- [Stated exercise] Pick every line from the data that holds the word "with".

[START OF Dataset]

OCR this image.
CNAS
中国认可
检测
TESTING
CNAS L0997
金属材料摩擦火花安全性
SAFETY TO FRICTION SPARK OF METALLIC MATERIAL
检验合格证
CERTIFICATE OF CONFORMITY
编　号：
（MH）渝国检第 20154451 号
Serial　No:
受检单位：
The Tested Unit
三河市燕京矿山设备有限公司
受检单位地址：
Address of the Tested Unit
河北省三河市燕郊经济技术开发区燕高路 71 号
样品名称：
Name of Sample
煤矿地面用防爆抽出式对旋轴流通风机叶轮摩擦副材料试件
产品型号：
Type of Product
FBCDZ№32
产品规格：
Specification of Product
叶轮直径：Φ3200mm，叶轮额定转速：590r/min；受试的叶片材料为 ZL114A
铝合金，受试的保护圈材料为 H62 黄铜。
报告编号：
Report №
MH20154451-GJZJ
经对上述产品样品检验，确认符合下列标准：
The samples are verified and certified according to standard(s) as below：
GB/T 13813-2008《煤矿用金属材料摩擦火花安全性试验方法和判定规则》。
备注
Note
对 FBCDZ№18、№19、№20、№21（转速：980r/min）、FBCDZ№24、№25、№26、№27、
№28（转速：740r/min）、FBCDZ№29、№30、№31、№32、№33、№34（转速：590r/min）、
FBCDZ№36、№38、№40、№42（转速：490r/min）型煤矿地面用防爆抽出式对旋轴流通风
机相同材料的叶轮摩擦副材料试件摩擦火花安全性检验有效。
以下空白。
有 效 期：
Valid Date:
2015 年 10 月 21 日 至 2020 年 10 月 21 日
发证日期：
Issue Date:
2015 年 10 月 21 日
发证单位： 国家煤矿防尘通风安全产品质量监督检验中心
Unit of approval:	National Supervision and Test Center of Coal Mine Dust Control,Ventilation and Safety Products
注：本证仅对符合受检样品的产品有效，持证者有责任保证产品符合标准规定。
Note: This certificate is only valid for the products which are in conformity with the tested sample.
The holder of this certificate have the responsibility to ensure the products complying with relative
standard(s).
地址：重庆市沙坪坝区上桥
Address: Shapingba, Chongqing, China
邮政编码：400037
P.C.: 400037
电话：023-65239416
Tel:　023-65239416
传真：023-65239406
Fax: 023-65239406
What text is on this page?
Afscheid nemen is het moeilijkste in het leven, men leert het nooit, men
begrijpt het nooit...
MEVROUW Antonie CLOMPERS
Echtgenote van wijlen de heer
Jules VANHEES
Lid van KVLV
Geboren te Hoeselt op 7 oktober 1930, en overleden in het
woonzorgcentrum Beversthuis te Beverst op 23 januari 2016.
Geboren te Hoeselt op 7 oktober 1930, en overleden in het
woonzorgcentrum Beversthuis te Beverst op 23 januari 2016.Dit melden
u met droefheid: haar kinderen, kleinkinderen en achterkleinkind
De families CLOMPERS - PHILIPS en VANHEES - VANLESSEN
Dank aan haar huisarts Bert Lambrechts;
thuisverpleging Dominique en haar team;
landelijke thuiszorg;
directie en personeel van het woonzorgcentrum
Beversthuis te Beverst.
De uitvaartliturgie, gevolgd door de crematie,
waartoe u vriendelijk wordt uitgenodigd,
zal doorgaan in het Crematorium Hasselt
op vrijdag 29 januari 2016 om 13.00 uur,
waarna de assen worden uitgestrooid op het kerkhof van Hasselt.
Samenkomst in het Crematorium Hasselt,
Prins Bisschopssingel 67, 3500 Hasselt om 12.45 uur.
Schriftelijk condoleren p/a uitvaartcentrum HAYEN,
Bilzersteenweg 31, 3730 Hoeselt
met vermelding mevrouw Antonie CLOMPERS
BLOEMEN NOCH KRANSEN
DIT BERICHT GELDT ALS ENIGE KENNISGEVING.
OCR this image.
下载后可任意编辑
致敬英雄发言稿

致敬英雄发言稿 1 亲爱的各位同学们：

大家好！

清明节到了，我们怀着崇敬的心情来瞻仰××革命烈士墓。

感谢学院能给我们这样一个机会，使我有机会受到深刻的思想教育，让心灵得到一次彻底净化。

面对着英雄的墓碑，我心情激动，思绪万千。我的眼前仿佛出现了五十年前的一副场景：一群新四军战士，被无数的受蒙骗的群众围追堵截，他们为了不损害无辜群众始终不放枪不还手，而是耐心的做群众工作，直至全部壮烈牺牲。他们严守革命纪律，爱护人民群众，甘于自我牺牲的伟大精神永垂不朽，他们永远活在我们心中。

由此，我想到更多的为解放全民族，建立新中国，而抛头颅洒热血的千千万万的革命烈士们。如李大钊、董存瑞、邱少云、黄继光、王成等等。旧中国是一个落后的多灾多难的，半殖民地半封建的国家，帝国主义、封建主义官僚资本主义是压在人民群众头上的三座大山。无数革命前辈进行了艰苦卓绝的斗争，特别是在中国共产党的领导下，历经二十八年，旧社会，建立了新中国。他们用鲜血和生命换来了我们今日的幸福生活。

[END OF Dataset]

- [Solution]
Note: This certificate is only valid for the products which are in conformity with the tested sample.
The holder of this certificate have the responsibility to ensure the products complying with relative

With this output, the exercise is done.